#### [Document excerpt]
=-=-=
Harry Gordon Lawrence (1901–1973) was a South African politician.

Harry Lawrence was on the liberal wing of the United Party. He was the most senior of the MPs who broke away and founded the Progressive Party in 1959.

Lawrence served as a minister in the government of Jan Smuts before the National Party came to power in 1948.

He was Minister of Home Affairs 1939–43 and January–June 1948, as well as Minister of Justice 1945-June 1948.

Lawrence had his spleen damaged when he was attacked by Nationalists at a political meeting during the Second World War. This injury caused Lawrence continuous pain, as he explained when he declined to be considered for the Progressive Party leadership in 1959. He did, however, become the first party chairman of the PP.
=-=-=
#### [Data provided]

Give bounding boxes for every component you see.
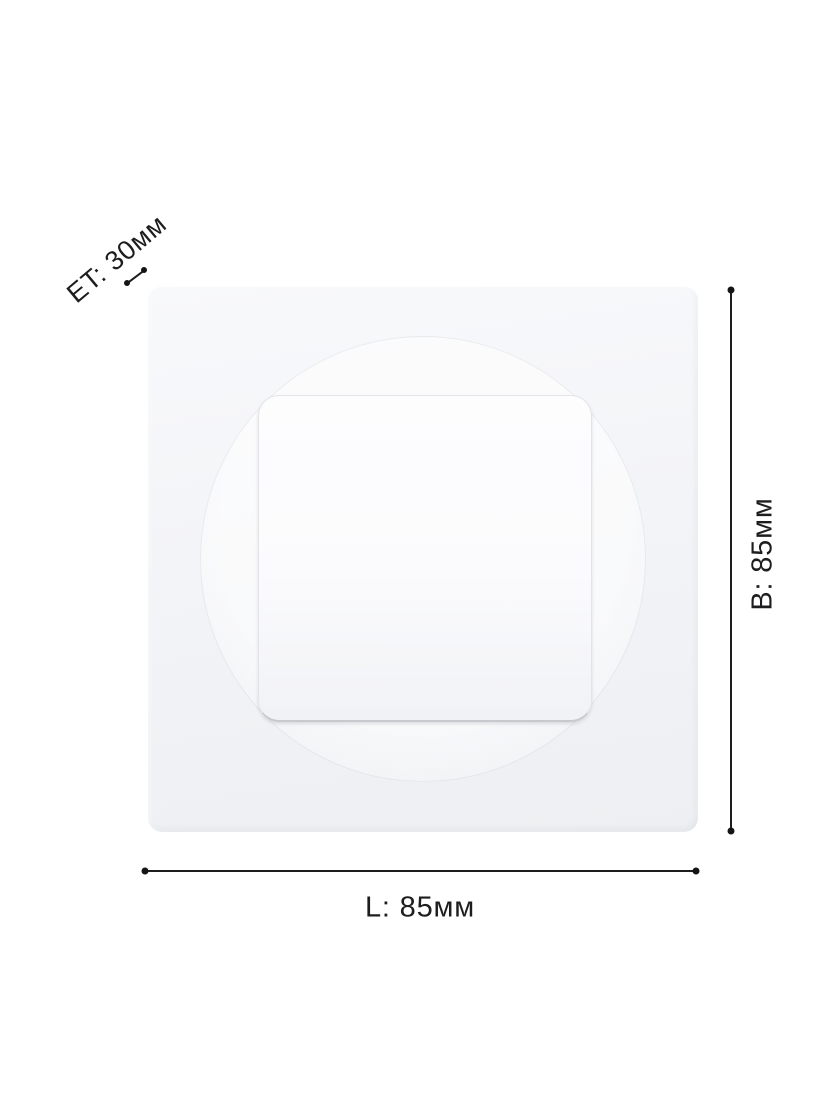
=-=-=
#### [Stated problem]
In the passage on Harry Gordon Lawrence, what injury did he suffer when Nationalists attacked him at a political meeting?

#### [Correct result]
His spleen was damaged.